● **Job**:
Look through the material and copy each line holding "favicon".

## Begin

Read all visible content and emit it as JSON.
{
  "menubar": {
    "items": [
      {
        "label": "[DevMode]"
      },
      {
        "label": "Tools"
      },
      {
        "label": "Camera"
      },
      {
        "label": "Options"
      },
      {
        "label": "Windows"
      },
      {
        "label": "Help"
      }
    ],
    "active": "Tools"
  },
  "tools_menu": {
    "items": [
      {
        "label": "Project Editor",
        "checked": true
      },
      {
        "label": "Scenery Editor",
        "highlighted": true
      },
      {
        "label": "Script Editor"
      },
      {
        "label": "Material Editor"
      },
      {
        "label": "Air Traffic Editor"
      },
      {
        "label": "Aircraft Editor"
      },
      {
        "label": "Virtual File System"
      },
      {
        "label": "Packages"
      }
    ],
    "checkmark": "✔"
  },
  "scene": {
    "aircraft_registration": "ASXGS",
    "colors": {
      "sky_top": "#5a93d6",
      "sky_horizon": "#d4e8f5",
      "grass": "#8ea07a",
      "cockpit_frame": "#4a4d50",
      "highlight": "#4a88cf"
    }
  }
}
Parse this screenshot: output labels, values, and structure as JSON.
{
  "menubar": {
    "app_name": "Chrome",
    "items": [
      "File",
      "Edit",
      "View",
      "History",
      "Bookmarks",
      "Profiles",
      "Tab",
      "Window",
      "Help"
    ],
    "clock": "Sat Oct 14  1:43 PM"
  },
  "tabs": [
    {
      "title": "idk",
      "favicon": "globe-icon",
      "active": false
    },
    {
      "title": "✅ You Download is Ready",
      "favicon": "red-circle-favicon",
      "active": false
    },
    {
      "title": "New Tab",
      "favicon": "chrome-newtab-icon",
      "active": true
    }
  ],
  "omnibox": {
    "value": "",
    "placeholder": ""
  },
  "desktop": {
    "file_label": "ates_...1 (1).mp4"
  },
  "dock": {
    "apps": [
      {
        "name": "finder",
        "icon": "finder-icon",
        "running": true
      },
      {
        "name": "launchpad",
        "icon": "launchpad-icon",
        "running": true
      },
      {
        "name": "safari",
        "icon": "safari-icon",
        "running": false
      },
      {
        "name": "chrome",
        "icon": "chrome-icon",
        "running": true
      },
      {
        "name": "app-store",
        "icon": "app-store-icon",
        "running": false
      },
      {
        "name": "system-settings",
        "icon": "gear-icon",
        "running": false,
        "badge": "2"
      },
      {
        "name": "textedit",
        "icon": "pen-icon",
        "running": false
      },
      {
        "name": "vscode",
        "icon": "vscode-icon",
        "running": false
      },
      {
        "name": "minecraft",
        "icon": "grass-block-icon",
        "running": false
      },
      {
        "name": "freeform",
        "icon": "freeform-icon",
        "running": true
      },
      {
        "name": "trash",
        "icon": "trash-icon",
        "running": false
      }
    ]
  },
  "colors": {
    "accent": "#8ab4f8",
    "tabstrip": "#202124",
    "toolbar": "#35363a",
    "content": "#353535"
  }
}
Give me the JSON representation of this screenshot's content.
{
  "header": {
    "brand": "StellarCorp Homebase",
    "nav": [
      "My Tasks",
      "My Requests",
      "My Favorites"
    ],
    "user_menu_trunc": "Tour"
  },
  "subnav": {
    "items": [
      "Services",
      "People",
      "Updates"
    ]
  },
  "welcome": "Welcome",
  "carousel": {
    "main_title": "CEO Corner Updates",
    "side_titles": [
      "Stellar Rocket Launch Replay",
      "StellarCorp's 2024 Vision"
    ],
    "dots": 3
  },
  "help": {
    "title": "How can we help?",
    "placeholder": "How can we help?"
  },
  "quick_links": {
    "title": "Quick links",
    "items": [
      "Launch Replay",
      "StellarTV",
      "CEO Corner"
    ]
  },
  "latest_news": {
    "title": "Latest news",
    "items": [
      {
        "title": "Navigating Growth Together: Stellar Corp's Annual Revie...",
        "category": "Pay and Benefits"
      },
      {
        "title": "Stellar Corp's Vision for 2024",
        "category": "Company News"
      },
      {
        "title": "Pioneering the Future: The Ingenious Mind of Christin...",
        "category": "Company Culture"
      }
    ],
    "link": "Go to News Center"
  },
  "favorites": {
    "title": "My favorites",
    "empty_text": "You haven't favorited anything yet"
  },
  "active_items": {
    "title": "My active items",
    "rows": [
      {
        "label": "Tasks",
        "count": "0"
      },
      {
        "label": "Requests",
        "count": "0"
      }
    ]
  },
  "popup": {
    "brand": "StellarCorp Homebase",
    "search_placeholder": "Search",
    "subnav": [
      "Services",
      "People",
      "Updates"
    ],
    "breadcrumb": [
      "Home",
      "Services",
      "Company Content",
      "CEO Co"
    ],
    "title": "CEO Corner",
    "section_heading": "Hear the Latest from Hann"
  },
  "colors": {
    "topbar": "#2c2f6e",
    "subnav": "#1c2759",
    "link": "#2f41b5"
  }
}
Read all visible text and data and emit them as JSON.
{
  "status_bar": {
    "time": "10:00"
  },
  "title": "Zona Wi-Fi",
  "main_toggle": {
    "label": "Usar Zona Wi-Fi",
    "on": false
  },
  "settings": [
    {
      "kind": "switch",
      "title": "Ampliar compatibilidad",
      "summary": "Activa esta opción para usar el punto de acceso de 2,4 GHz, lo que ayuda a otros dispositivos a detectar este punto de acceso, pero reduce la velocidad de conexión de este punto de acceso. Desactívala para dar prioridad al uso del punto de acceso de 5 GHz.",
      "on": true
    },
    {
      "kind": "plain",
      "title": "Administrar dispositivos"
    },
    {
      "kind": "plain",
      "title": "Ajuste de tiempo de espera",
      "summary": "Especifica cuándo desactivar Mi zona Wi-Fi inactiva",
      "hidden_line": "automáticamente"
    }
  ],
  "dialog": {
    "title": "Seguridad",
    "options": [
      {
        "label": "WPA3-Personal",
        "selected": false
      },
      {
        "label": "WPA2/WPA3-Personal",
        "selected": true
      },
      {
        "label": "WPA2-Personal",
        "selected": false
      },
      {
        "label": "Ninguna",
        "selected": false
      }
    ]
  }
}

## End

● **Exercise output**:
      "favicon": "globe-icon",
      "favicon": "red-circle-favicon",
      "favicon": "chrome-newtab-icon",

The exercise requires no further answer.